[START OF Available records]

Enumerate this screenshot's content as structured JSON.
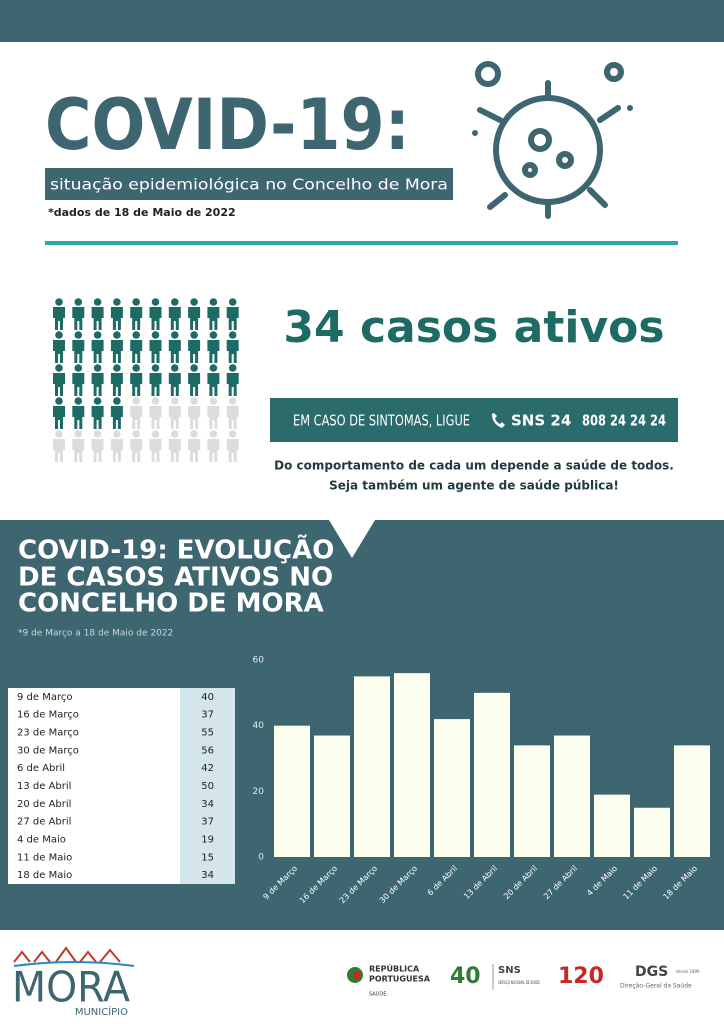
{
  "header": {
    "title": "COVID-19:",
    "subtitle": "situação epidemiológica no Concelho de Mora",
    "date_note": "*dados de 18 de Maio de 2022"
  },
  "active_cases": {
    "count": 34,
    "label": "casos ativos"
  },
  "hotline": {
    "text": "EM CASO DE SINTOMAS, LIGUE",
    "service": "SNS 24",
    "number": "808 24 24 24"
  },
  "message": [
    "Do comportamento de cada um depende a saúde de todos.",
    "Seja também um agente de saúde pública!"
  ],
  "chart_data": {
    "type": "bar",
    "title": [
      "COVID-19: EVOLUÇÃO",
      "DE CASOS ATIVOS NO",
      "CONCELHO DE MORA"
    ],
    "subtitle": "*9 de Março a 18 de Maio de 2022",
    "categories": [
      "9 de Março",
      "16 de Março",
      "23 de Março",
      "30 de Março",
      "6 de Abril",
      "13 de Abril",
      "20 de Abril",
      "27 de Abril",
      "4 de Maio",
      "11 de Maio",
      "18 de Maio"
    ],
    "values": [
      40,
      37,
      55,
      56,
      42,
      50,
      34,
      37,
      19,
      15,
      34
    ],
    "color": "#fdfdee",
    "ylim": [
      0,
      60
    ],
    "yticks": [
      0,
      20,
      40,
      60
    ],
    "grid": false
  },
  "footer": {
    "municipality": "MORA",
    "municipality_sub": "MUNICÍPIO",
    "gov": [
      "REPÚBLICA",
      "PORTUGUESA"
    ],
    "gov_sub": "SAÚDE",
    "sns_years": "40",
    "sns": "SNS",
    "sns_sub": "SERVIÇO NACIONAL DE SAÚDE",
    "dgs_years": "120",
    "dgs": "DGS",
    "dgs_sub": "Direção-Geral da Saúde",
    "dgs_since": "desde 1899"
  }
}
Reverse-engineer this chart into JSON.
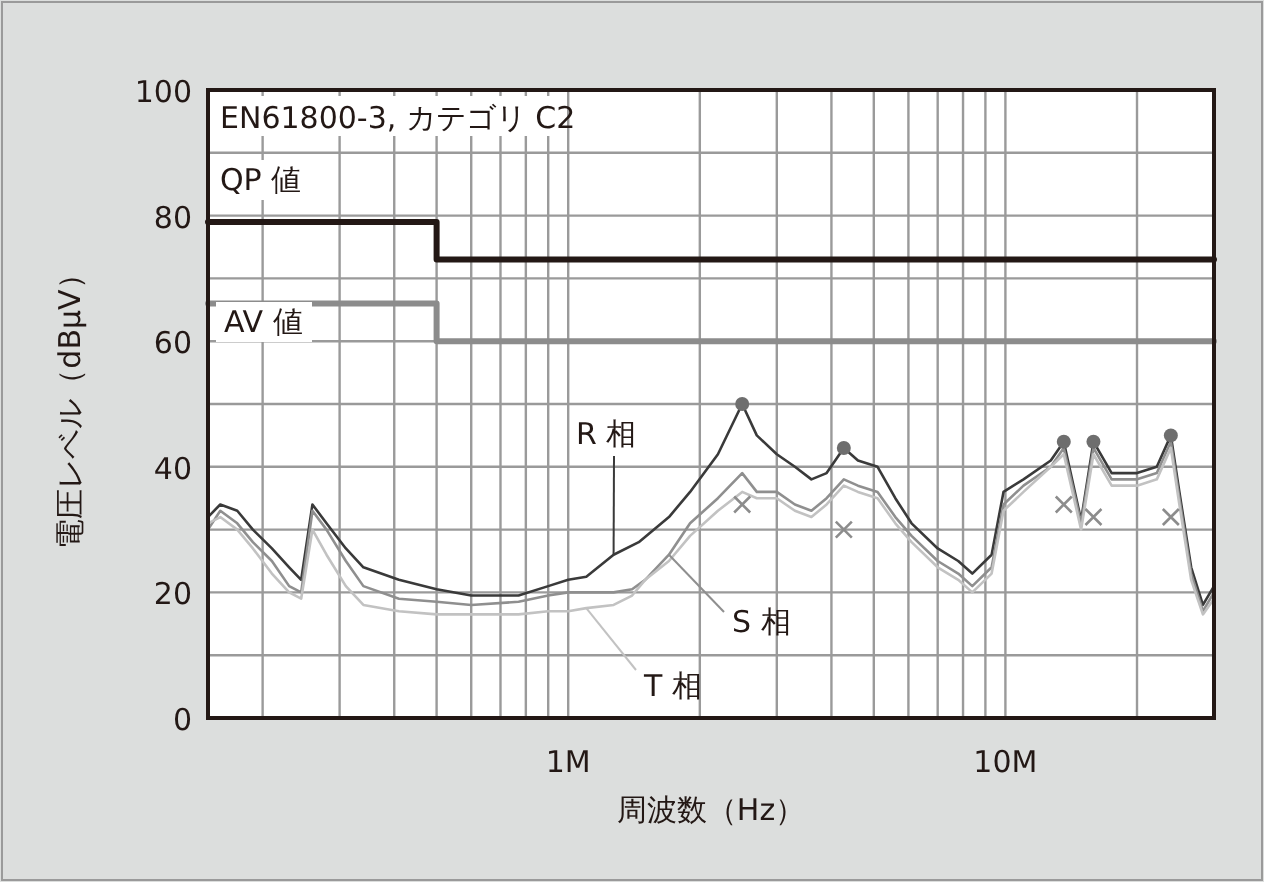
{
  "chart_data": {
    "type": "line",
    "title": "EN61800-3, カテゴリ C2",
    "xlabel": "周波数（Hz）",
    "ylabel": "電圧レベル（dBµV）",
    "log": "x",
    "grid": true,
    "legend": false,
    "xlim": [
      150000,
      30000000
    ],
    "xticks": [
      {
        "value": 200000,
        "label": null
      },
      {
        "value": 300000,
        "label": null
      },
      {
        "value": 400000,
        "label": null
      },
      {
        "value": 500000,
        "label": null
      },
      {
        "value": 600000,
        "label": null
      },
      {
        "value": 700000,
        "label": null
      },
      {
        "value": 800000,
        "label": null
      },
      {
        "value": 900000,
        "label": null
      },
      {
        "value": 1000000,
        "label": "1M"
      },
      {
        "value": 2000000,
        "label": null
      },
      {
        "value": 3000000,
        "label": null
      },
      {
        "value": 4000000,
        "label": null
      },
      {
        "value": 5000000,
        "label": null
      },
      {
        "value": 6000000,
        "label": null
      },
      {
        "value": 7000000,
        "label": null
      },
      {
        "value": 8000000,
        "label": null
      },
      {
        "value": 9000000,
        "label": null
      },
      {
        "value": 10000000,
        "label": "10M"
      },
      {
        "value": 20000000,
        "label": null
      }
    ],
    "ylim": [
      0,
      100
    ],
    "yticks": [
      0,
      {
        "value": 10,
        "label": null
      },
      20,
      {
        "value": 30,
        "label": null
      },
      40,
      {
        "value": 50,
        "label": null
      },
      60,
      {
        "value": 70,
        "label": null
      },
      80,
      {
        "value": 90,
        "label": null
      },
      100
    ],
    "series": [
      {
        "name": "QP 値",
        "color": "#231815",
        "x": [
          150000,
          500000,
          500000,
          30000000
        ],
        "values": [
          79,
          79,
          73,
          73
        ]
      },
      {
        "name": "AV 値",
        "color": "#8c8c8c",
        "x": [
          150000,
          500000,
          500000,
          30000000
        ],
        "values": [
          66,
          66,
          60,
          60
        ]
      },
      {
        "name": "R 相",
        "color": "#3a3a3a",
        "x": [
          150000,
          160000,
          175000,
          190000,
          210000,
          230000,
          245000,
          260000,
          280000,
          310000,
          340000,
          410000,
          500000,
          600000,
          770000,
          900000,
          1000000,
          1100000,
          1270000,
          1450000,
          1700000,
          1900000,
          2200000,
          2500000,
          2700000,
          3000000,
          3300000,
          3600000,
          3900000,
          4270000,
          4600000,
          5100000,
          5600000,
          6100000,
          7000000,
          7800000,
          8400000,
          9300000,
          9900000,
          11000000,
          12700000,
          13600000,
          14900000,
          15900000,
          17500000,
          20000000,
          22200000,
          23900000,
          25000000,
          26600000,
          28300000,
          30000000
        ],
        "values": [
          32,
          34,
          33,
          30,
          27,
          24,
          22,
          34,
          31,
          27,
          24,
          22,
          20.5,
          19.5,
          19.5,
          21,
          22,
          22.5,
          26,
          28,
          32,
          36,
          42,
          50,
          45,
          42,
          40,
          38,
          39,
          43,
          41,
          40,
          35,
          31,
          27,
          25,
          23,
          26,
          36,
          38,
          41,
          44,
          31.5,
          44,
          39,
          39,
          40,
          45,
          36,
          24,
          18,
          21
        ]
      },
      {
        "name": "S 相",
        "color": "#8f8f8f",
        "x": [
          150000,
          160000,
          175000,
          190000,
          210000,
          230000,
          245000,
          260000,
          280000,
          310000,
          340000,
          410000,
          500000,
          600000,
          770000,
          900000,
          1000000,
          1100000,
          1270000,
          1400000,
          1500000,
          1700000,
          1900000,
          2200000,
          2500000,
          2700000,
          3000000,
          3300000,
          3600000,
          3900000,
          4270000,
          4600000,
          5100000,
          5600000,
          6100000,
          7000000,
          7800000,
          8400000,
          9300000,
          9900000,
          11000000,
          12700000,
          13600000,
          14900000,
          15900000,
          17500000,
          20000000,
          22200000,
          23900000,
          25000000,
          26600000,
          28300000,
          30000000
        ],
        "values": [
          30,
          33,
          31,
          28,
          25,
          21,
          20,
          33,
          30,
          25,
          21,
          19,
          18.5,
          18,
          18.5,
          19.5,
          20,
          20,
          20,
          20.5,
          22,
          26,
          31,
          35,
          39,
          36,
          36,
          34,
          33,
          35,
          38,
          37,
          36,
          32,
          29,
          25,
          23,
          21,
          24,
          34,
          37,
          40,
          43,
          31,
          43,
          38,
          38,
          39,
          44,
          35,
          23,
          17,
          20
        ]
      },
      {
        "name": "T 相",
        "color": "#c2c2c2",
        "x": [
          150000,
          160000,
          175000,
          190000,
          210000,
          230000,
          245000,
          260000,
          280000,
          310000,
          340000,
          410000,
          500000,
          600000,
          770000,
          900000,
          1000000,
          1100000,
          1270000,
          1400000,
          1500000,
          1700000,
          1900000,
          2200000,
          2500000,
          2700000,
          3000000,
          3300000,
          3600000,
          3900000,
          4270000,
          4600000,
          5100000,
          5600000,
          6100000,
          7000000,
          7800000,
          8400000,
          9300000,
          9900000,
          11000000,
          12700000,
          13600000,
          14900000,
          15900000,
          17500000,
          20000000,
          22200000,
          23900000,
          25000000,
          26600000,
          28300000,
          30000000
        ],
        "values": [
          31,
          32,
          30,
          27,
          23,
          20,
          19,
          30,
          26,
          21,
          18,
          17,
          16.5,
          16.5,
          16.5,
          17,
          17,
          17.5,
          18,
          19.5,
          22,
          25,
          29,
          33,
          36,
          35,
          35,
          33,
          32,
          34,
          37,
          36,
          35,
          31,
          28,
          24,
          22,
          20,
          23,
          33,
          36,
          40,
          42,
          30,
          42,
          37,
          37,
          38,
          43,
          34,
          22,
          16.5,
          19
        ]
      },
      {
        "type": "scatter",
        "marker": "circle",
        "color": "#6e6e6e",
        "x": [
          2500000,
          4270000,
          13600000,
          15900000,
          23900000
        ],
        "values": [
          50,
          43,
          44,
          44,
          45
        ]
      },
      {
        "type": "scatter",
        "marker": "cross",
        "color": "#8c8c8c",
        "x": [
          2500000,
          4270000,
          13600000,
          15900000,
          23900000
        ],
        "values": [
          34,
          30,
          34,
          32,
          32
        ]
      }
    ]
  }
}
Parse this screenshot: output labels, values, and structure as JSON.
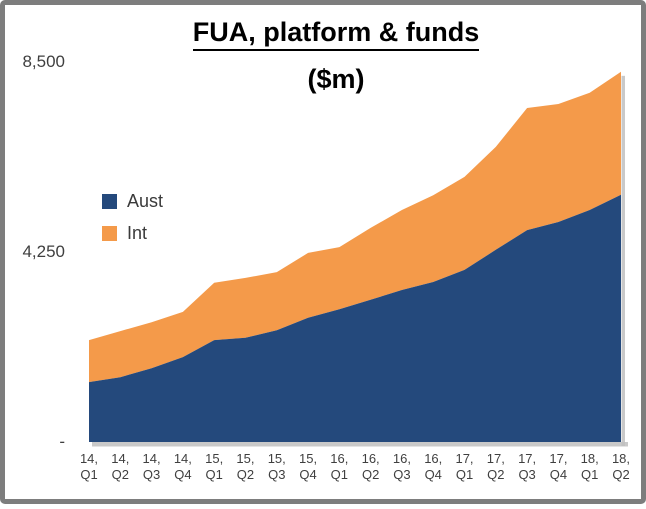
{
  "chart_data": {
    "type": "area",
    "stacked": true,
    "title": "FUA, platform & funds",
    "subtitle": "($m)",
    "unit": "$m",
    "categories": [
      "14, Q1",
      "14, Q2",
      "14, Q3",
      "14, Q4",
      "15, Q1",
      "15, Q2",
      "15, Q3",
      "15, Q4",
      "16, Q1",
      "16, Q2",
      "16, Q3",
      "16, Q4",
      "17, Q1",
      "17, Q2",
      "17, Q3",
      "17, Q4",
      "18, Q1",
      "18, Q2"
    ],
    "series": [
      {
        "name": "Aust",
        "color": "#24497C",
        "values": [
          1340,
          1450,
          1650,
          1900,
          2280,
          2330,
          2500,
          2780,
          2970,
          3180,
          3400,
          3580,
          3850,
          4300,
          4740,
          4920,
          5190,
          5530
        ]
      },
      {
        "name": "Int",
        "color": "#F49A4A",
        "values": [
          940,
          1030,
          1030,
          1010,
          1280,
          1340,
          1300,
          1450,
          1390,
          1610,
          1790,
          1940,
          2080,
          2300,
          2730,
          2640,
          2620,
          2750
        ]
      }
    ],
    "ylim": [
      0,
      8500
    ],
    "yticks": [
      {
        "value": 8500,
        "label": "8,500"
      },
      {
        "value": 4250,
        "label": "4,250"
      },
      {
        "value": 0,
        "label": "-"
      }
    ],
    "xlabel": "",
    "ylabel": "",
    "grid": false,
    "legend_position": "middle-left",
    "shadow_color": "#bfbfbf"
  }
}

[END OF Available records]

__Your goal__
From the material above, gather all lines that include the string "subtitle" and copy them.

__Task response__
    "subtitle": "situação epidemiológica no Concelho de Mora",
    "subtitle": "*9 de Março a 18 de Maio de 2022",
    "subtitle": "($m)",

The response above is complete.